28 de junho de 2021 - 13h49
Com inevitável nostalgia de quem já participou presencialmente de outras edições, um vídeo me chamou particularmente atenção na 67ª edição do Cannes Lions, desta vez 100% virtual.
O vídeo mostra uma sessão de terapia de um casal em que um deles representava o consumidor e o outro o vendedor. As características da crise são típicas de relações um tanto quanto desgastadas: tomada de decisões impulsivas, mudança dramática de comportamento, pensamento constante sobre infidelidade, intensa sensação de saudades de outros tempos, comparação constante de si mesmo com os outros.
Essa foi a maneira divertida que a PHD Media WorldWide iluminou a questão da “crise da meia idade do marketing”. De fato, o marketing nunca precisou tanto de terapia e Mark Ritson poderia ser o nome do terapeuta. Sem entrar no mérito da criatividade e qualidade da metáfora utilizada, o vídeo evidenciou alguns dos atuais desafios da indústria de marketing.
....
Atualize o trecho de "Essa foi a maneira" até "indústria de marketing." do texto sobre o Cannes Lions, trocando "terapeuta" por "conselheiro".
....
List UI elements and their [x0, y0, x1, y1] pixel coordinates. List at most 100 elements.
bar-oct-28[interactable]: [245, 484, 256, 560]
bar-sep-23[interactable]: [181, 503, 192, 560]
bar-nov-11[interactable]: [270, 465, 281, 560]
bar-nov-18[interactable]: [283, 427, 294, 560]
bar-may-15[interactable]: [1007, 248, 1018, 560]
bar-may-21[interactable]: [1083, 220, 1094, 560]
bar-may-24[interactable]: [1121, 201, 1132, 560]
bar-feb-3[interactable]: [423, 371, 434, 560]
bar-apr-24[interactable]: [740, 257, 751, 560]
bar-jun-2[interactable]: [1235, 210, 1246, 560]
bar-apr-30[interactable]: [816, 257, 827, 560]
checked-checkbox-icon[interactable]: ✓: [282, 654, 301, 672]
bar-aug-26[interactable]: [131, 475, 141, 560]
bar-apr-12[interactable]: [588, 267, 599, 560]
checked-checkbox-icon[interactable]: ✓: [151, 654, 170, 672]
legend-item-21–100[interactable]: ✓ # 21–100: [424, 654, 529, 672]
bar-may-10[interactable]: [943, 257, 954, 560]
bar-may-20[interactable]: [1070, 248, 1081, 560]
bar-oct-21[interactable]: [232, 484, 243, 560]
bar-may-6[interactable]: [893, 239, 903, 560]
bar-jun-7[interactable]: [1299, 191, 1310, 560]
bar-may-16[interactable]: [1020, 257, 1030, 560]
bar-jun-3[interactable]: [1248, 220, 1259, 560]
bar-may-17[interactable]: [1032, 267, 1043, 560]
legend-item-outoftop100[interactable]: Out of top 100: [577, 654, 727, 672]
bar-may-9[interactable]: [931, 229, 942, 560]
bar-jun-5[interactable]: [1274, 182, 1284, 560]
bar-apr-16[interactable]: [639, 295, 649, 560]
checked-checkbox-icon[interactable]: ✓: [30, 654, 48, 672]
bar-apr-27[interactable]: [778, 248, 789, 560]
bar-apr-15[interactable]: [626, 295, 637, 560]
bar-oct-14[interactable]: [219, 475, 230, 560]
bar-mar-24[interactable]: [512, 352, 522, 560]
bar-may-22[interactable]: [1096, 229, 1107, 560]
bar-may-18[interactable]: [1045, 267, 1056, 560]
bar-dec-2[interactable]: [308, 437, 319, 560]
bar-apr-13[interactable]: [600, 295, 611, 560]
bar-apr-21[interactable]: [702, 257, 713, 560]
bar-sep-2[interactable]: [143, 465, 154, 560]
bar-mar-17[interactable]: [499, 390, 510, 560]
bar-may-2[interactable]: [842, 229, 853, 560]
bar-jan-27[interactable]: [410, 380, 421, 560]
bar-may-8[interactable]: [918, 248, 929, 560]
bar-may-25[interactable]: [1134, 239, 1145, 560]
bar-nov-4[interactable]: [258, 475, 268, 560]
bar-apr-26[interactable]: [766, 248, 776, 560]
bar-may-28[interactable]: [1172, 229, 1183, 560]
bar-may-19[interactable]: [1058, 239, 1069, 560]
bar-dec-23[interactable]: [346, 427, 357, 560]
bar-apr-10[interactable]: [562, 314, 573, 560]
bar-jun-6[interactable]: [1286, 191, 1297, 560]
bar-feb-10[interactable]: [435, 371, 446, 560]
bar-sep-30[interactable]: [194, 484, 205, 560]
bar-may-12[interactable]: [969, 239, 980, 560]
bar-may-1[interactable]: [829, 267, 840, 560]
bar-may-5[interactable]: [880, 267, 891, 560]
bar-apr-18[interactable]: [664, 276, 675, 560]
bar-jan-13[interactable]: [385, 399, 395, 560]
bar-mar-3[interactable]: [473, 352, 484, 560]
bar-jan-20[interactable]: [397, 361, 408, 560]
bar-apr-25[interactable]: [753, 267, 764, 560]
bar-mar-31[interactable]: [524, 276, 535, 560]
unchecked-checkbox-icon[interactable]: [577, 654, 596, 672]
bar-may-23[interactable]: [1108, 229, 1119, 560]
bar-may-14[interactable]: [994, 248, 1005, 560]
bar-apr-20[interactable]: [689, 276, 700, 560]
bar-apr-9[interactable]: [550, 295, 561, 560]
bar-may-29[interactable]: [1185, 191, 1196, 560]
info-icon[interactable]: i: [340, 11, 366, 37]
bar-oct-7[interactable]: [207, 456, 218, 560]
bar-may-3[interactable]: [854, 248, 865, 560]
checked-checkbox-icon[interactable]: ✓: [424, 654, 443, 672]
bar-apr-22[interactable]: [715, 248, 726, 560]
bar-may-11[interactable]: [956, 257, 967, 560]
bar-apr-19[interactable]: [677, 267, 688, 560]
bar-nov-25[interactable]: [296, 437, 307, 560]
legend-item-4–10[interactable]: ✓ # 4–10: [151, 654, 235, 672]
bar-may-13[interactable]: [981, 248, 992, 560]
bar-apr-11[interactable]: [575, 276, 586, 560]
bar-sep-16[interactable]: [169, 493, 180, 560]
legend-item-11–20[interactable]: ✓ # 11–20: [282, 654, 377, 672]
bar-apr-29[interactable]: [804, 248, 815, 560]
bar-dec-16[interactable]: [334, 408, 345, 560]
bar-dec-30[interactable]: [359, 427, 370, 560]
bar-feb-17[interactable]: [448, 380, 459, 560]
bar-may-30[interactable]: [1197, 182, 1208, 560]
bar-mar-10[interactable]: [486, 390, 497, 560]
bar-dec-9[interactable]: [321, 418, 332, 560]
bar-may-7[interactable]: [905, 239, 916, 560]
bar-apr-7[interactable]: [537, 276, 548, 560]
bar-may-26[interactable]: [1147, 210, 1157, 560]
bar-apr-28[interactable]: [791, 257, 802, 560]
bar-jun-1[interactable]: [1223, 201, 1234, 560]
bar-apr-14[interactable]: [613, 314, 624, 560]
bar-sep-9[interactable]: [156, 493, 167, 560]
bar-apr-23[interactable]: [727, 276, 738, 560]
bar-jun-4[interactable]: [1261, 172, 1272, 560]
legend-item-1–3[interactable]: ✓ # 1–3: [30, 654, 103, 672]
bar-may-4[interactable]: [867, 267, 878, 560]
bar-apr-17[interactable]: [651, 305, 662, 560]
....
▸ **RESPOSTA DO EXERCÍCIO**
Essa foi a maneira divertida que a PHD Media WorldWide iluminou a questão da “crise da meia idade do marketing”. De fato, o marketing nunca precisou tanto de terapia e Mark Ritson poderia ser o nome do conselheiro. Sem entrar no mérito da criatividade e qualidade da metáfora utilizada, o vídeo evidenciou alguns dos atuais desafios da indústria de marketing.